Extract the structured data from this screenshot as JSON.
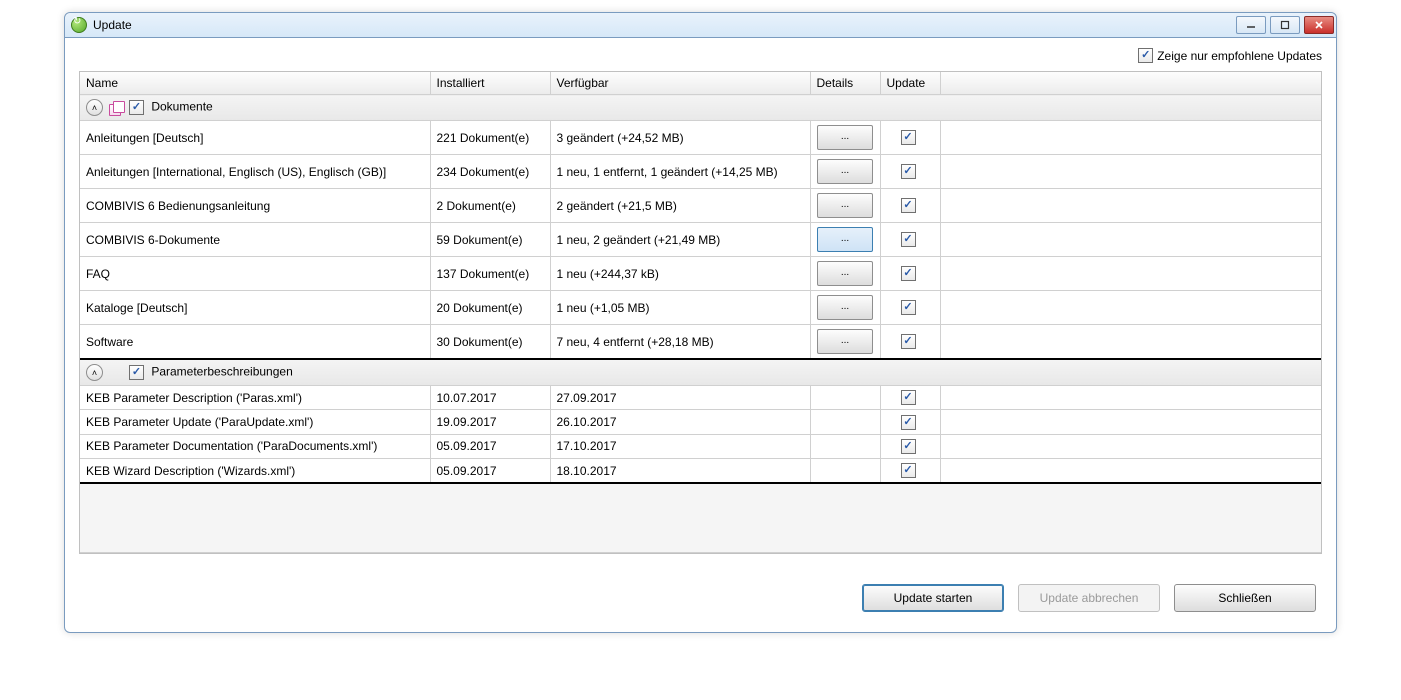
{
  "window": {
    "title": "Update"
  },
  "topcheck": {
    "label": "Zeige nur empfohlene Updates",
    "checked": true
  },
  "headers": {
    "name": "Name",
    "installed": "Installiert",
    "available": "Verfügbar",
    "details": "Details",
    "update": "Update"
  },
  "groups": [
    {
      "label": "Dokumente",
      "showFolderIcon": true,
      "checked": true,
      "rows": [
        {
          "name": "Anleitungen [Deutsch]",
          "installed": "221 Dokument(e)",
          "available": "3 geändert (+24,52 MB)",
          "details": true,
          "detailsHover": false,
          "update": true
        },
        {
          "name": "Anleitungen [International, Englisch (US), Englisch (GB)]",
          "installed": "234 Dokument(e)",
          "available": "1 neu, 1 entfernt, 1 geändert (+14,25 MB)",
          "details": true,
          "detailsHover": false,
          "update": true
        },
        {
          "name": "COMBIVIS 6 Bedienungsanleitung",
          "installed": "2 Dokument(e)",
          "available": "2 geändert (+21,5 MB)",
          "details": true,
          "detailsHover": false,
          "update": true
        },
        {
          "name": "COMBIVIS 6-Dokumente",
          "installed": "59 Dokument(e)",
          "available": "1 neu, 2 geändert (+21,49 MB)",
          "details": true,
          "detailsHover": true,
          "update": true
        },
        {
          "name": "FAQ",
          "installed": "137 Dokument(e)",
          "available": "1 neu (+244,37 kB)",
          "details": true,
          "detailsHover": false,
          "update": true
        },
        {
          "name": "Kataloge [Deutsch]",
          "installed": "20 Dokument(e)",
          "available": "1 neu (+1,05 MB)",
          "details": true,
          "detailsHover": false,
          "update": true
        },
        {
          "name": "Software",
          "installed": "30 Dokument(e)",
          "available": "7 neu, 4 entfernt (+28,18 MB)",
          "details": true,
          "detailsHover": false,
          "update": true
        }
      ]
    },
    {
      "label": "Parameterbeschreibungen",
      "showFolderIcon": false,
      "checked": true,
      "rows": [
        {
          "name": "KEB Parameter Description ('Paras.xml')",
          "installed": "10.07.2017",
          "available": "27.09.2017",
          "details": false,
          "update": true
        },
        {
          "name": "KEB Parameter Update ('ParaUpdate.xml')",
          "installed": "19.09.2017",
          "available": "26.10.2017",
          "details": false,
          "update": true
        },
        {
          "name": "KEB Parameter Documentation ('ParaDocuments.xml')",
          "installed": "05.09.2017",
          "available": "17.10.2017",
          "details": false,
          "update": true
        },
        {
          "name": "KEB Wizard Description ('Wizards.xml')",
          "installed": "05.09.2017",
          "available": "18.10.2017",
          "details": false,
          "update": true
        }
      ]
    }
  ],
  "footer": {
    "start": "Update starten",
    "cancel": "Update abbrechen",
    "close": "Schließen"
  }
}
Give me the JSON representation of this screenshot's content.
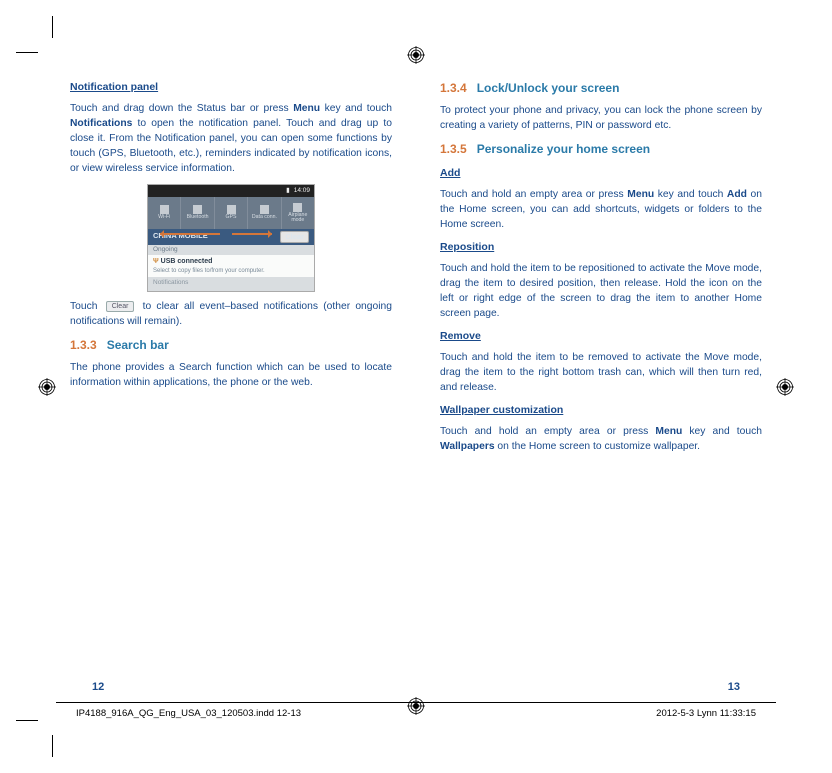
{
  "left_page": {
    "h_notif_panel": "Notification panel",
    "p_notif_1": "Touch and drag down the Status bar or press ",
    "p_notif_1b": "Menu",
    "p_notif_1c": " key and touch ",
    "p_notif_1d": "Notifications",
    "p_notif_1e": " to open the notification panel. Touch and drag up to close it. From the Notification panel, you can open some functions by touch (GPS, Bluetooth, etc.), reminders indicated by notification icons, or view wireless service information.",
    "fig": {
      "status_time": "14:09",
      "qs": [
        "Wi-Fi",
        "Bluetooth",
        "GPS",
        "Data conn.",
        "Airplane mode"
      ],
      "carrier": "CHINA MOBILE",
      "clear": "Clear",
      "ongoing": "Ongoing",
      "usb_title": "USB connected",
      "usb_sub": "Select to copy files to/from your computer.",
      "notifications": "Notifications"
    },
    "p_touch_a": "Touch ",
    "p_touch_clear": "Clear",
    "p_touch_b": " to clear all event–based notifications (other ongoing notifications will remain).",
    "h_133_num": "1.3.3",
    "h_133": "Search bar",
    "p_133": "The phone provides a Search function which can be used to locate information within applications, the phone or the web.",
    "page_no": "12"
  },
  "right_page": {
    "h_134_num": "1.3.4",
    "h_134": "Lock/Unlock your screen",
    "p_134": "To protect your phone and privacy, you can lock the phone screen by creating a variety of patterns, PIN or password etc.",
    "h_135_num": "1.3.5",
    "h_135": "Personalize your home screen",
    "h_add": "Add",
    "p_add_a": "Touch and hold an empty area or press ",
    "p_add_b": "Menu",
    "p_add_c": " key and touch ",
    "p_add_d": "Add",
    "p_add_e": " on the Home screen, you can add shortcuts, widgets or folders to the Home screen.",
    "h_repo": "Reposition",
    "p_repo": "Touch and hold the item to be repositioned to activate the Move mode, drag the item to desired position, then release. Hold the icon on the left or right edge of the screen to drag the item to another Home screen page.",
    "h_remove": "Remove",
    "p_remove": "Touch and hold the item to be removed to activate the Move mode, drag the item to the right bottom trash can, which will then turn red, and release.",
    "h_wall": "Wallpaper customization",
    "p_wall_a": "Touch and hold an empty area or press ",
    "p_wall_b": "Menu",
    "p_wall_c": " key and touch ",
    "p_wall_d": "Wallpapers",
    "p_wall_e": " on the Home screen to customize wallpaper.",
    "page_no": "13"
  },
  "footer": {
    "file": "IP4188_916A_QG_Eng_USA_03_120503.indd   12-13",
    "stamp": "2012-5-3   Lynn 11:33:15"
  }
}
...
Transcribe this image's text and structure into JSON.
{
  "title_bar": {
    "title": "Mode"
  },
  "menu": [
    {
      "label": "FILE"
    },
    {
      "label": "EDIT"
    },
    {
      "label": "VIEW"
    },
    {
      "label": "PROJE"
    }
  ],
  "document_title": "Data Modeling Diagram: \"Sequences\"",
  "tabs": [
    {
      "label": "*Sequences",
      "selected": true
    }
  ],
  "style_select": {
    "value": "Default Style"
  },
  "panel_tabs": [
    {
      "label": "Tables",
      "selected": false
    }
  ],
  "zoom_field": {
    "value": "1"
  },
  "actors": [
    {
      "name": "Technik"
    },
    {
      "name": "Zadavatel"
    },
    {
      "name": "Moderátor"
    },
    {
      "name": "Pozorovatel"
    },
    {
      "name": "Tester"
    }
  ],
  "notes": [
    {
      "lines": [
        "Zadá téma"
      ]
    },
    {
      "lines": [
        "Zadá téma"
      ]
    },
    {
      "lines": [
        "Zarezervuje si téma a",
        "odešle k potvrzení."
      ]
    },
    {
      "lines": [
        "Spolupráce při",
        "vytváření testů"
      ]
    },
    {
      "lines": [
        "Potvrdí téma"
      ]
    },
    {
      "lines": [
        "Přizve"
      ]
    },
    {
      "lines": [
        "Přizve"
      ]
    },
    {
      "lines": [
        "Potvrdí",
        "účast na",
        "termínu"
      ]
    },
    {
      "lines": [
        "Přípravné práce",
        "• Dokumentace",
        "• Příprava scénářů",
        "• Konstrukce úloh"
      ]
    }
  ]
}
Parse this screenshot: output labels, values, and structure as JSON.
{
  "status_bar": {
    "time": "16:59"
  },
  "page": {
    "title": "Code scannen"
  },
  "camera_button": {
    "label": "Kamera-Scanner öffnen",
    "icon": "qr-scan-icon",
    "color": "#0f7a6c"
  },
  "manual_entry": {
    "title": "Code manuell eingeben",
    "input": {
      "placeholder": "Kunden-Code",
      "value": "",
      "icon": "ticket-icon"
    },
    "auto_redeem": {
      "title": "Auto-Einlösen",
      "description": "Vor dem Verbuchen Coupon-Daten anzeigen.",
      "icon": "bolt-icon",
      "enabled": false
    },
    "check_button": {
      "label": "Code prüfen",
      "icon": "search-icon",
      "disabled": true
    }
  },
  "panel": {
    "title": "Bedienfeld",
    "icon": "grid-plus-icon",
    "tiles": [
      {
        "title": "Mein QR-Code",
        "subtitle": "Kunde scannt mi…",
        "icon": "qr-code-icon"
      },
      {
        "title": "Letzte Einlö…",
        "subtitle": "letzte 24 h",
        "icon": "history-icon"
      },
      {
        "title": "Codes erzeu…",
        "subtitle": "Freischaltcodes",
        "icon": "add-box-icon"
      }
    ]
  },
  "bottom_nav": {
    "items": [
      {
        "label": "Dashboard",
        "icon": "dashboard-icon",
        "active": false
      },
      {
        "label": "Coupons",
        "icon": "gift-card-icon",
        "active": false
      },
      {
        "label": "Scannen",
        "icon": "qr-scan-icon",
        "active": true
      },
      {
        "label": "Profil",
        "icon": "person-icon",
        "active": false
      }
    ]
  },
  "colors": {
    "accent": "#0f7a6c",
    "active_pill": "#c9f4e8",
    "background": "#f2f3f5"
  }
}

**PROBLEM TO SOLVE**
Which lines above contain "close"? Show each of them.

**COMPLETE RESPONSE**
    "close": "Schließen"
    "p_notif_1e": " to open the notification panel. Touch and drag up to close it. From the Notification panel, you can open some functions by touch (GPS, Bluetooth, etc.), reminders indicated by notification icons, or view wireless service information.",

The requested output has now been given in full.